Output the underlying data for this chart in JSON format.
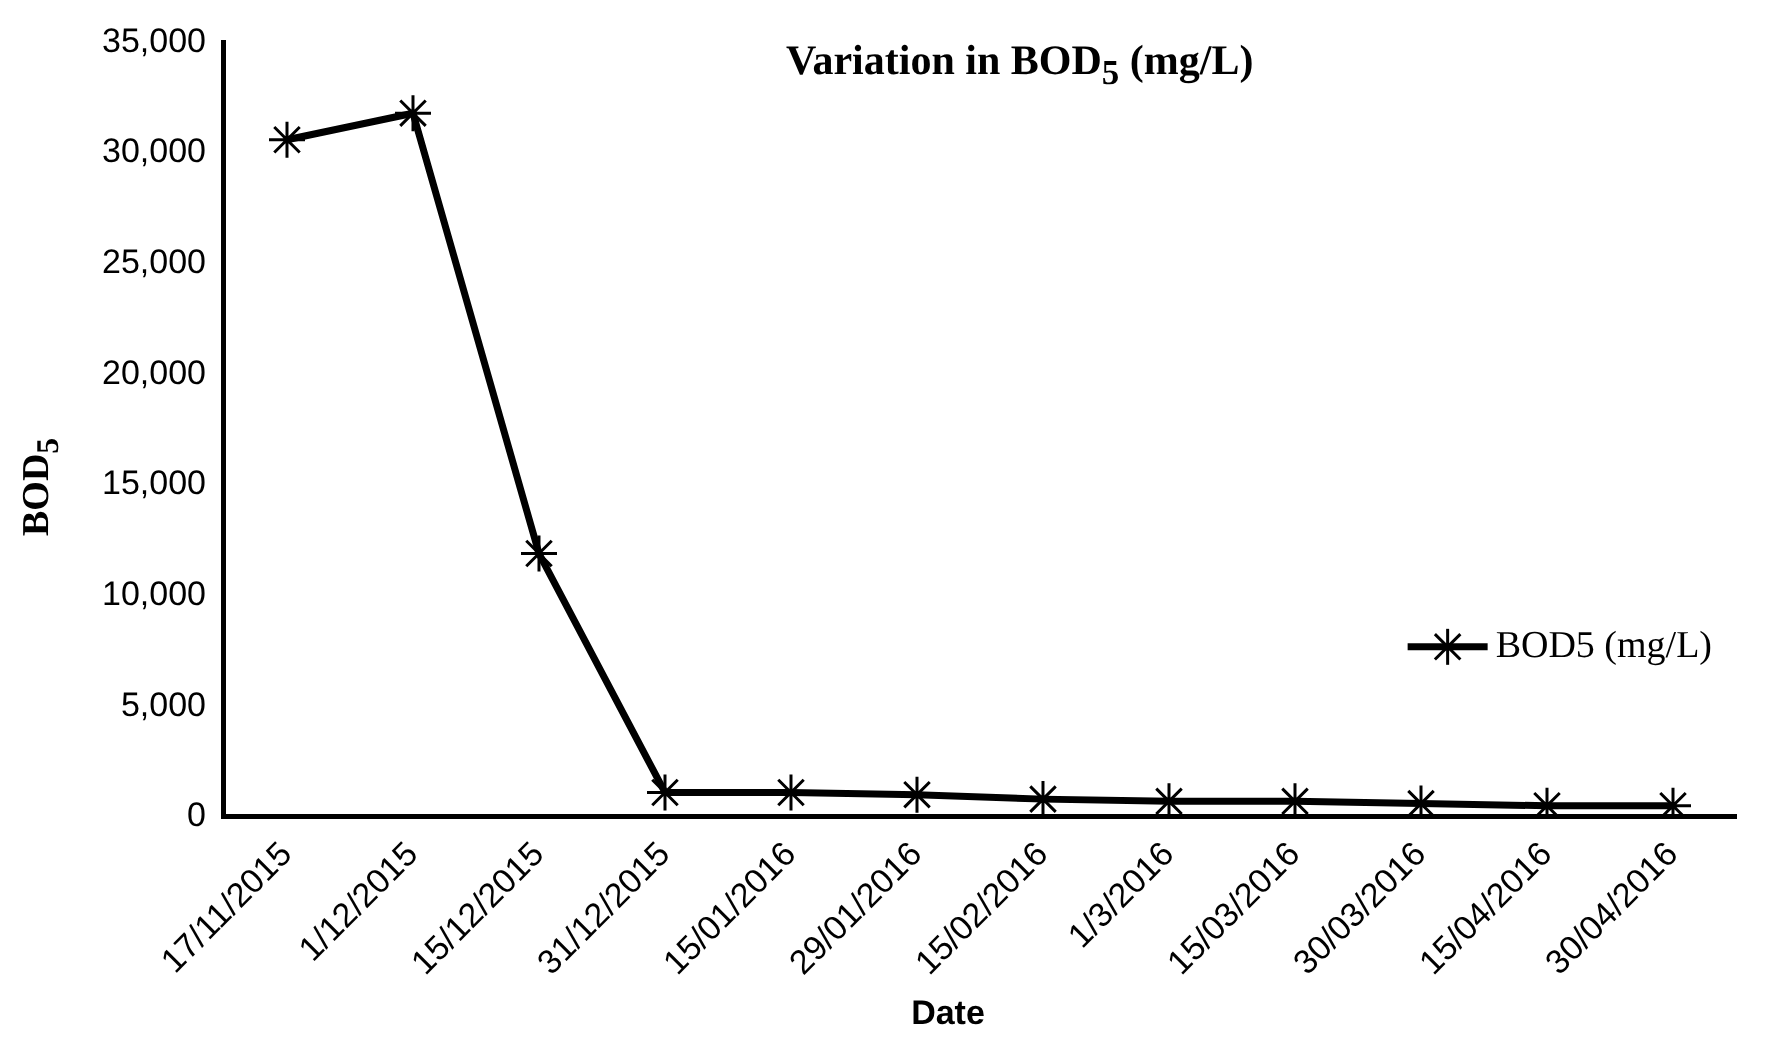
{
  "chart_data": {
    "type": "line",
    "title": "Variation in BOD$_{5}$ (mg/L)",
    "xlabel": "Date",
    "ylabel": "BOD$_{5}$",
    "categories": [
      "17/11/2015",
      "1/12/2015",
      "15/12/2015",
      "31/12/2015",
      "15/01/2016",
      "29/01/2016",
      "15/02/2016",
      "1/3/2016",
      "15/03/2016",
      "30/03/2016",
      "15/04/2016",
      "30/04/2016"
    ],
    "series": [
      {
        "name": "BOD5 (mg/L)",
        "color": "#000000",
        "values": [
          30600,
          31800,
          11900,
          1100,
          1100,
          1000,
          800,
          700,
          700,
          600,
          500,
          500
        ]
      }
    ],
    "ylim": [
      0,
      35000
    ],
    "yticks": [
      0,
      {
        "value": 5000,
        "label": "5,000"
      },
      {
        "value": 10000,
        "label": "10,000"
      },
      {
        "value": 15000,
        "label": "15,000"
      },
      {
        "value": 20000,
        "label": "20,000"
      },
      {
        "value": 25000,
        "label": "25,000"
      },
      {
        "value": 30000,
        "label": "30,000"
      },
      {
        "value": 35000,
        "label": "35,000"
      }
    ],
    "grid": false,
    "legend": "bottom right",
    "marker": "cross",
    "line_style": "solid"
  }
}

_ _ _ _

**Task objective**: Leave the pictures out and copy the rest of the data exactly.

**Result below**:
Output the underlying data for this chart in JSON format.
{
  "chart_data": {
    "type": "line",
    "title": "Variation in BOD$_{5}$ (mg/L)",
    "xlabel": "Date",
    "ylabel": "BOD$_{5}$",
    "categories": [
      "17/11/2015",
      "1/12/2015",
      "15/12/2015",
      "31/12/2015",
      "15/01/2016",
      "29/01/2016",
      "15/02/2016",
      "1/3/2016",
      "15/03/2016",
      "30/03/2016",
      "15/04/2016",
      "30/04/2016"
    ],
    "series": [
      {
        "name": "BOD5 (mg/L)",
        "color": "#000000",
        "values": [
          30600,
          31800,
          11900,
          1100,
          1100,
          1000,
          800,
          700,
          700,
          600,
          500,
          500
        ]
      }
    ],
    "ylim": [
      0,
      35000
    ],
    "yticks": [
      0,
      {
        "value": 5000,
        "label": "5,000"
      },
      {
        "value": 10000,
        "label": "10,000"
      },
      {
        "value": 15000,
        "label": "15,000"
      },
      {
        "value": 20000,
        "label": "20,000"
      },
      {
        "value": 25000,
        "label": "25,000"
      },
      {
        "value": 30000,
        "label": "30,000"
      },
      {
        "value": 35000,
        "label": "35,000"
      }
    ],
    "grid": false,
    "legend": "bottom right",
    "marker": "cross",
    "line_style": "solid"
  }
}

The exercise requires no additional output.